## Problem
Find each line with "محمد" and copy it.

--- START Data for the task ---

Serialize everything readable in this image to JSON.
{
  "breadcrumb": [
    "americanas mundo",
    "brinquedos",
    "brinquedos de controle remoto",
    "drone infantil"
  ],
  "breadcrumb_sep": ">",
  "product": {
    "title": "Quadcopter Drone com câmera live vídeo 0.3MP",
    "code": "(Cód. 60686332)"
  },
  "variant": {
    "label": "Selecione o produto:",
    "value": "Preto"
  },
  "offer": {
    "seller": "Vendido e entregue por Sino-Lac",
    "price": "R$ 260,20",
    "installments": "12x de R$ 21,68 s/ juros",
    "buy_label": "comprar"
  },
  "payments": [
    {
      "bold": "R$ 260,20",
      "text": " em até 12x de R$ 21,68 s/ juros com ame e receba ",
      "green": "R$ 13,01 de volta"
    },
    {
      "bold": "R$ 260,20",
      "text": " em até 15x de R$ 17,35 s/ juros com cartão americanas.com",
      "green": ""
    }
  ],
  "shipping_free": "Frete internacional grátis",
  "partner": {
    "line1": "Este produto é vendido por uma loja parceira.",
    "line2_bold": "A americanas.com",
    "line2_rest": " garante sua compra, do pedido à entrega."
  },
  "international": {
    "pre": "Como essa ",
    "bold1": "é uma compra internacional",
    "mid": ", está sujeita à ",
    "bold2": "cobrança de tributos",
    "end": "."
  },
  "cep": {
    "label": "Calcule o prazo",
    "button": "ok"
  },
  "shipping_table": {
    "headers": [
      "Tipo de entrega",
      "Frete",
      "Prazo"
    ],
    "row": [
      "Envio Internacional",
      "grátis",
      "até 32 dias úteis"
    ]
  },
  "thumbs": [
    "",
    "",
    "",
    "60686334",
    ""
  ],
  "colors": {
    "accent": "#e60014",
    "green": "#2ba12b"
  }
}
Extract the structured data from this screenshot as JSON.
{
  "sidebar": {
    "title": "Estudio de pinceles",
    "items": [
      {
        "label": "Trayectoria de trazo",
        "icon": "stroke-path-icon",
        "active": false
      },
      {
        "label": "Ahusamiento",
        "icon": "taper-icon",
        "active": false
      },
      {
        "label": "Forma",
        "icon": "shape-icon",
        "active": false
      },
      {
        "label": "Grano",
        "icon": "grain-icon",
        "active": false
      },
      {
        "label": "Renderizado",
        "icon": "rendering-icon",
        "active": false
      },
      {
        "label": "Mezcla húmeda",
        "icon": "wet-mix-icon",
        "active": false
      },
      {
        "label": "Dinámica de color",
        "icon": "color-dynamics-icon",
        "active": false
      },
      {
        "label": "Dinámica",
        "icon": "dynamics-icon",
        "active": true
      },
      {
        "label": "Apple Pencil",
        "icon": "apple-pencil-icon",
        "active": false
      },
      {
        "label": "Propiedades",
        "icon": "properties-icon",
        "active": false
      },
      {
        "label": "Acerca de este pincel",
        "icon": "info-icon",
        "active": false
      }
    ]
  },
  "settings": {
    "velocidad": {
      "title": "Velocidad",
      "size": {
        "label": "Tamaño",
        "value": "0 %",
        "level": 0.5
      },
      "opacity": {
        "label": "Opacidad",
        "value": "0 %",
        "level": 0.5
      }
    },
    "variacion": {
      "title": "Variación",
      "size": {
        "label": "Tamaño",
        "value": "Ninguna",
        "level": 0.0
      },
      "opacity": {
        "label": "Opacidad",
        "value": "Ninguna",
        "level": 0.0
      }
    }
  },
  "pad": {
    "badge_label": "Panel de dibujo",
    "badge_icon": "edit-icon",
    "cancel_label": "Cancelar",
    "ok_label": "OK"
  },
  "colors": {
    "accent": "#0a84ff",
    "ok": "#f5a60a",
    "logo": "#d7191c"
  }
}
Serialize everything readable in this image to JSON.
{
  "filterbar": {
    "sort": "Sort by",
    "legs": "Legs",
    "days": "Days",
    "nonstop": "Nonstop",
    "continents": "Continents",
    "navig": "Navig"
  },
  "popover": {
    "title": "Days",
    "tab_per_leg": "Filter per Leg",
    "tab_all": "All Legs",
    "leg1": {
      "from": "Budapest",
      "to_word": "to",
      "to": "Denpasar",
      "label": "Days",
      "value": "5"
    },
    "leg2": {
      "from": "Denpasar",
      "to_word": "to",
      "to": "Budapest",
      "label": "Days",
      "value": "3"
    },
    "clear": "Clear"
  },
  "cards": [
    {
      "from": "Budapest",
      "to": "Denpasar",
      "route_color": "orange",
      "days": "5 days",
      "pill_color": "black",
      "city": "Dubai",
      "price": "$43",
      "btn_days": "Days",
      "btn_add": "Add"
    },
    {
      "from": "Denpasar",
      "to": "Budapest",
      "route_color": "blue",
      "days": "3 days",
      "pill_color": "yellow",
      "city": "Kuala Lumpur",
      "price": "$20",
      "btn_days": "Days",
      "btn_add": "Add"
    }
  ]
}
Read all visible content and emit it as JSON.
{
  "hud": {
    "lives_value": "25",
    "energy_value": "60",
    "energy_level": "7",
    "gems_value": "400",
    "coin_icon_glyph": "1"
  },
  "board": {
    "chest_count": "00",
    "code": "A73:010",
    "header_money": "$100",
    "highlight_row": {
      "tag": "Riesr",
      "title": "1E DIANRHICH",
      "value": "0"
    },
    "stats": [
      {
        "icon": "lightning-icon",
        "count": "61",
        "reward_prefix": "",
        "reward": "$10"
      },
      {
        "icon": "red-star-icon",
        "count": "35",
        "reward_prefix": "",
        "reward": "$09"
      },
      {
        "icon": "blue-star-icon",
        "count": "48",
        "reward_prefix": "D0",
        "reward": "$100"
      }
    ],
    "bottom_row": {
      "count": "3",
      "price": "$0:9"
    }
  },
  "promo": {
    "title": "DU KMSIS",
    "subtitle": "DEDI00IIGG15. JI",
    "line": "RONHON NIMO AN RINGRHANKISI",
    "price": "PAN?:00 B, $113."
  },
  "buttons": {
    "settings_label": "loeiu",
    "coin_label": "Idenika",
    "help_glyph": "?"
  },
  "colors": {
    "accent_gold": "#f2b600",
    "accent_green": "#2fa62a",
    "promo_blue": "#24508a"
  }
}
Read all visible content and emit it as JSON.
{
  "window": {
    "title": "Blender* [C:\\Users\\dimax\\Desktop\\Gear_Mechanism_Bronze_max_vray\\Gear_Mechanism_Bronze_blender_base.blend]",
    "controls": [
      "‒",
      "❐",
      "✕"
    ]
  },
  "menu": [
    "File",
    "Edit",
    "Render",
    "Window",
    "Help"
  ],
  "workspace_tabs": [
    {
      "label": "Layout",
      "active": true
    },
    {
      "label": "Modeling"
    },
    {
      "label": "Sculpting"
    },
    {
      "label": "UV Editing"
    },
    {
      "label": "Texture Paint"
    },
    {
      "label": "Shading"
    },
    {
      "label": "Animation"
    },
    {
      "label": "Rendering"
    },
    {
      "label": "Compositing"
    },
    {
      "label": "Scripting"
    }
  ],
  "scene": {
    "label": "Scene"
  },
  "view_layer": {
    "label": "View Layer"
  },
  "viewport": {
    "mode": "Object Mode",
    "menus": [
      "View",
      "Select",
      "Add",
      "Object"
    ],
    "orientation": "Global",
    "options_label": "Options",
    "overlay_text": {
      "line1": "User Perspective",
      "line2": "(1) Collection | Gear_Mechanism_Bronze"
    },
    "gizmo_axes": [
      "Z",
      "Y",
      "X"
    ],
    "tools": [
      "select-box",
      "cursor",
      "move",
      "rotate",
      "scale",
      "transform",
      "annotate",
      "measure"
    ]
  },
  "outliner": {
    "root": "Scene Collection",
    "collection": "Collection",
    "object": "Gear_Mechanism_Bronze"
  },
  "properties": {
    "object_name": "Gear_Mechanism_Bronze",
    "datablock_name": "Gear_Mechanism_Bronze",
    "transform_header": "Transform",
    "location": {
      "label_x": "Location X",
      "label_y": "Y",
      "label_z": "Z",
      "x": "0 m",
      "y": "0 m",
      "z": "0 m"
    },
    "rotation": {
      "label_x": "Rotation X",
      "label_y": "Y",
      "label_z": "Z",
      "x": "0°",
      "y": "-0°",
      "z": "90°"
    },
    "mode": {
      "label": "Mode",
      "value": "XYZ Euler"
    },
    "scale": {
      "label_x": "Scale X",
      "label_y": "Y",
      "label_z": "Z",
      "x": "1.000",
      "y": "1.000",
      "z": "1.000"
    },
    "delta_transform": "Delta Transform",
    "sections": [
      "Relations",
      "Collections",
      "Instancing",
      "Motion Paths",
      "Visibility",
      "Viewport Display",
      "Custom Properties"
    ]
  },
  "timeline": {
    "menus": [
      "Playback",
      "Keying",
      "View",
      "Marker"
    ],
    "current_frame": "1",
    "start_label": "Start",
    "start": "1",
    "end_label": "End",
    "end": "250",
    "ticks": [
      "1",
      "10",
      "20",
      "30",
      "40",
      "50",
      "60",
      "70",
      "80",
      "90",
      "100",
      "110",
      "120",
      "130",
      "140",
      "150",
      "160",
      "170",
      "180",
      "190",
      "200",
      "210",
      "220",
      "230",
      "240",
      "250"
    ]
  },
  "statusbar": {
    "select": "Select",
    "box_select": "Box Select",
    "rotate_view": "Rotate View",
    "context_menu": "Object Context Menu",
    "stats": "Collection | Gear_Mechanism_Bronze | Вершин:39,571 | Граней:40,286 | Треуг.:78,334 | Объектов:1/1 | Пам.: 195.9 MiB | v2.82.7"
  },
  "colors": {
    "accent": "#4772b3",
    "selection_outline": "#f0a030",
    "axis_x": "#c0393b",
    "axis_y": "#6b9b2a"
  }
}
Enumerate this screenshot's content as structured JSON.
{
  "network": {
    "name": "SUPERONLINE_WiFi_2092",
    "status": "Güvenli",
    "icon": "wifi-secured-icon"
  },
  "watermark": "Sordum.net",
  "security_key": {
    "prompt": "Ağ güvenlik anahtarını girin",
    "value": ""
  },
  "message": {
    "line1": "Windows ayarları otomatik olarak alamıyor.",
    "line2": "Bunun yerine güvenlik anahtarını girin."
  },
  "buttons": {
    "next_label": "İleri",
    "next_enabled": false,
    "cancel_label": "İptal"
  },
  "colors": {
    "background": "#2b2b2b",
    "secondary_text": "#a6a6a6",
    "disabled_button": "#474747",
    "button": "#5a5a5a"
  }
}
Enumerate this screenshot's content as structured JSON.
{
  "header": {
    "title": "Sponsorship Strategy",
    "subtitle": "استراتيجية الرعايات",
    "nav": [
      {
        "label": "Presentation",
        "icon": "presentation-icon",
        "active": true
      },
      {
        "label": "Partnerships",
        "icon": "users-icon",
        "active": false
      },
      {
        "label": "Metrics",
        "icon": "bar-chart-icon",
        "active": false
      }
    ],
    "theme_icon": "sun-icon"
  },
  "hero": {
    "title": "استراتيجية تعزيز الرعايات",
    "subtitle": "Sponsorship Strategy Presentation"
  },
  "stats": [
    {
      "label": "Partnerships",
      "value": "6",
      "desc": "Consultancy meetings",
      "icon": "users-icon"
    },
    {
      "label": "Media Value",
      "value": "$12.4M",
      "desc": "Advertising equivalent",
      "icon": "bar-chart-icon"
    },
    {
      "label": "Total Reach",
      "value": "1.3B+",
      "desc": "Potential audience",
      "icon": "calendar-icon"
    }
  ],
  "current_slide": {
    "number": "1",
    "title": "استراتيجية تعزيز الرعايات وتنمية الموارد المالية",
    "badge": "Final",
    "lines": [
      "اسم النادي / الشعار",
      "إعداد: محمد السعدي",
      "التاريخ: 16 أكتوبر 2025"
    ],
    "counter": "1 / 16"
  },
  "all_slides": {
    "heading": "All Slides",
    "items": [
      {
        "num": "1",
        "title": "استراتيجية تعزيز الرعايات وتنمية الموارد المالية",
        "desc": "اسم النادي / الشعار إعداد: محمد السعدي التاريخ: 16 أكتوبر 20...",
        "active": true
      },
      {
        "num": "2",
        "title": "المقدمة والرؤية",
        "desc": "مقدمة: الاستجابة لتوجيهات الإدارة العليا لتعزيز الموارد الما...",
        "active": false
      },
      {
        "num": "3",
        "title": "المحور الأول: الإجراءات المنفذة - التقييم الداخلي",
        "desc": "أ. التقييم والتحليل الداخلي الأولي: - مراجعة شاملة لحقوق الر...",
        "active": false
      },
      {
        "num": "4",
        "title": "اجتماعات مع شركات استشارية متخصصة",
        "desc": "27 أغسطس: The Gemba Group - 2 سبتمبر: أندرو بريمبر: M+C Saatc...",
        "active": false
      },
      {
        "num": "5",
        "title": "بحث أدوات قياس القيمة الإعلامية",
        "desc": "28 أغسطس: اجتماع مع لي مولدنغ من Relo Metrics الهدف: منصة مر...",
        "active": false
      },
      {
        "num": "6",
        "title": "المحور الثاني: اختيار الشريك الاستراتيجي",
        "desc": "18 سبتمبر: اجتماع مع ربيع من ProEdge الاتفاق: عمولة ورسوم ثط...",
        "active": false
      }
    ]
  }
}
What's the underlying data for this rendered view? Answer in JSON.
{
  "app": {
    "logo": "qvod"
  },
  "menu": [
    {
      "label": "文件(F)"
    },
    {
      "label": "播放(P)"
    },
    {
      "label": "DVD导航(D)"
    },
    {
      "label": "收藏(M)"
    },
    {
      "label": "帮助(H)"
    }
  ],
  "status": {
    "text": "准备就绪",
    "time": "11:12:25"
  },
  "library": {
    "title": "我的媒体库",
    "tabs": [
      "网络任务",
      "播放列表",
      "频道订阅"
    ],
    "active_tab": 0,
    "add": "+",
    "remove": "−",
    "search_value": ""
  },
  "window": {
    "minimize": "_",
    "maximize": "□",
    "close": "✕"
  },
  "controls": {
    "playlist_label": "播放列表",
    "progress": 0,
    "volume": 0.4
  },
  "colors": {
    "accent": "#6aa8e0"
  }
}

--- END Data for the task ---

## Task answer
      "إعداد: محمد السعدي",
        "desc": "اسم النادي / الشعار إعداد: محمد السعدي التاريخ: 16 أكتوبر 20...",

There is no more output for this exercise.